-- Start --

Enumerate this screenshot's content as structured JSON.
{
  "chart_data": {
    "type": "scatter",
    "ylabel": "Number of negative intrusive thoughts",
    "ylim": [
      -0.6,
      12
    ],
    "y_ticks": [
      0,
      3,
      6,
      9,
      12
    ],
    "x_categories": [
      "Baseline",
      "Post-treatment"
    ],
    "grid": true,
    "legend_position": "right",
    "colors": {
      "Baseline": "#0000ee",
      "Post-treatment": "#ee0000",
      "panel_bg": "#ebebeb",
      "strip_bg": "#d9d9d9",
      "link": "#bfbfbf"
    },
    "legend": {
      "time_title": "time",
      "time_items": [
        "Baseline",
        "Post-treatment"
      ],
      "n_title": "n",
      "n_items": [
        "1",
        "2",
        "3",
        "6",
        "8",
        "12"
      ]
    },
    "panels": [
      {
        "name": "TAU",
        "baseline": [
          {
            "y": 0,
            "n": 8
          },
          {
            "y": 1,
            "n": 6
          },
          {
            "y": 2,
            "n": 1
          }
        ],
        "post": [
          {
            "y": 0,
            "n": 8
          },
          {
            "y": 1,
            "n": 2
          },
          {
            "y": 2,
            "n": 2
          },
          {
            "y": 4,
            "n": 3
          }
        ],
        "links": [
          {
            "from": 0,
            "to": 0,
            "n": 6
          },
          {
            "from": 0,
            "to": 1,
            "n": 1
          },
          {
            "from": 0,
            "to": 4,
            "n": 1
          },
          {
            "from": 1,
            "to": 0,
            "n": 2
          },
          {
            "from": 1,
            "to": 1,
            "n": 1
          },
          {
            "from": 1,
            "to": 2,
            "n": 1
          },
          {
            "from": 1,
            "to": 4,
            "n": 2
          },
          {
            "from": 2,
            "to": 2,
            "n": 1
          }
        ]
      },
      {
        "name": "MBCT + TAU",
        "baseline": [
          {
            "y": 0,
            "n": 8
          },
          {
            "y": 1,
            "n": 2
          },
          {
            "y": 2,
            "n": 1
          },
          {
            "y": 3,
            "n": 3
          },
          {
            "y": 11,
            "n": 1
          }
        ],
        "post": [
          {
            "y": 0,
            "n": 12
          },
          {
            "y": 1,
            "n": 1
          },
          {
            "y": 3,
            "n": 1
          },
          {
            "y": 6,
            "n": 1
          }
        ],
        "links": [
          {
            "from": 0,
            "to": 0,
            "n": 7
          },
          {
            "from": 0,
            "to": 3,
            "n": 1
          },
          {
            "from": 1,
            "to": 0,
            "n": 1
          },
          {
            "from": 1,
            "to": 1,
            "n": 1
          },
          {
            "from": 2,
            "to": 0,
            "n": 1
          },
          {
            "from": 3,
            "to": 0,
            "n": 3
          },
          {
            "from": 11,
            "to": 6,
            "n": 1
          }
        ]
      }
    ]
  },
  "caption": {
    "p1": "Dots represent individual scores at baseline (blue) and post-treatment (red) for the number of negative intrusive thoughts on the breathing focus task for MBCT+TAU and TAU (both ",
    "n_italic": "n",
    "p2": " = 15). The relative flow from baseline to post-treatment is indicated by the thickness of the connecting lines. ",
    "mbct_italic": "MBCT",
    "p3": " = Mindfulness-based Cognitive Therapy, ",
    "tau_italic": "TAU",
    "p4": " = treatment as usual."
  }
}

-- End --

## INSTRUCTIONS FOR THE TASK
Quote every entry exactly.

## SOLUTION FOR THIS TASK
Enumerate this screenshot's content as structured JSON.
{
  "chart_data": {
    "type": "scatter",
    "ylabel": "Number of negative intrusive thoughts",
    "ylim": [
      -0.6,
      12
    ],
    "y_ticks": [
      0,
      3,
      6,
      9,
      12
    ],
    "x_categories": [
      "Baseline",
      "Post-treatment"
    ],
    "grid": true,
    "legend_position": "right",
    "colors": {
      "Baseline": "#0000ee",
      "Post-treatment": "#ee0000",
      "panel_bg": "#ebebeb",
      "strip_bg": "#d9d9d9",
      "link": "#bfbfbf"
    },
    "legend": {
      "time_title": "time",
      "time_items": [
        "Baseline",
        "Post-treatment"
      ],
      "n_title": "n",
      "n_items": [
        "1",
        "2",
        "3",
        "6",
        "8",
        "12"
      ]
    },
    "panels": [
      {
        "name": "TAU",
        "baseline": [
          {
            "y": 0,
            "n": 8
          },
          {
            "y": 1,
            "n": 6
          },
          {
            "y": 2,
            "n": 1
          }
        ],
        "post": [
          {
            "y": 0,
            "n": 8
          },
          {
            "y": 1,
            "n": 2
          },
          {
            "y": 2,
            "n": 2
          },
          {
            "y": 4,
            "n": 3
          }
        ],
        "links": [
          {
            "from": 0,
            "to": 0,
            "n": 6
          },
          {
            "from": 0,
            "to": 1,
            "n": 1
          },
          {
            "from": 0,
            "to": 4,
            "n": 1
          },
          {
            "from": 1,
            "to": 0,
            "n": 2
          },
          {
            "from": 1,
            "to": 1,
            "n": 1
          },
          {
            "from": 1,
            "to": 2,
            "n": 1
          },
          {
            "from": 1,
            "to": 4,
            "n": 2
          },
          {
            "from": 2,
            "to": 2,
            "n": 1
          }
        ]
      },
      {
        "name": "MBCT + TAU",
        "baseline": [
          {
            "y": 0,
            "n": 8
          },
          {
            "y": 1,
            "n": 2
          },
          {
            "y": 2,
            "n": 1
          },
          {
            "y": 3,
            "n": 3
          },
          {
            "y": 11,
            "n": 1
          }
        ],
        "post": [
          {
            "y": 0,
            "n": 12
          },
          {
            "y": 1,
            "n": 1
          },
          {
            "y": 3,
            "n": 1
          },
          {
            "y": 6,
            "n": 1
          }
        ],
        "links": [
          {
            "from": 0,
            "to": 0,
            "n": 7
          },
          {
            "from": 0,
            "to": 3,
            "n": 1
          },
          {
            "from": 1,
            "to": 0,
            "n": 1
          },
          {
            "from": 1,
            "to": 1,
            "n": 1
          },
          {
            "from": 2,
            "to": 0,
            "n": 1
          },
          {
            "from": 3,
            "to": 0,
            "n": 3
          },
          {
            "from": 11,
            "to": 6,
            "n": 1
          }
        ]
      }
    ]
  },
  "caption": {
    "p1": "Dots represent individual scores at baseline (blue) and post-treatment (red) for the number of negative intrusive thoughts on the breathing focus task for MBCT+TAU and TAU (both ",
    "n_italic": "n",
    "p2": " = 15). The relative flow from baseline to post-treatment is indicated by the thickness of the connecting lines. ",
    "mbct_italic": "MBCT",
    "p3": " = Mindfulness-based Cognitive Therapy, ",
    "tau_italic": "TAU",
    "p4": " = treatment as usual."
  }
}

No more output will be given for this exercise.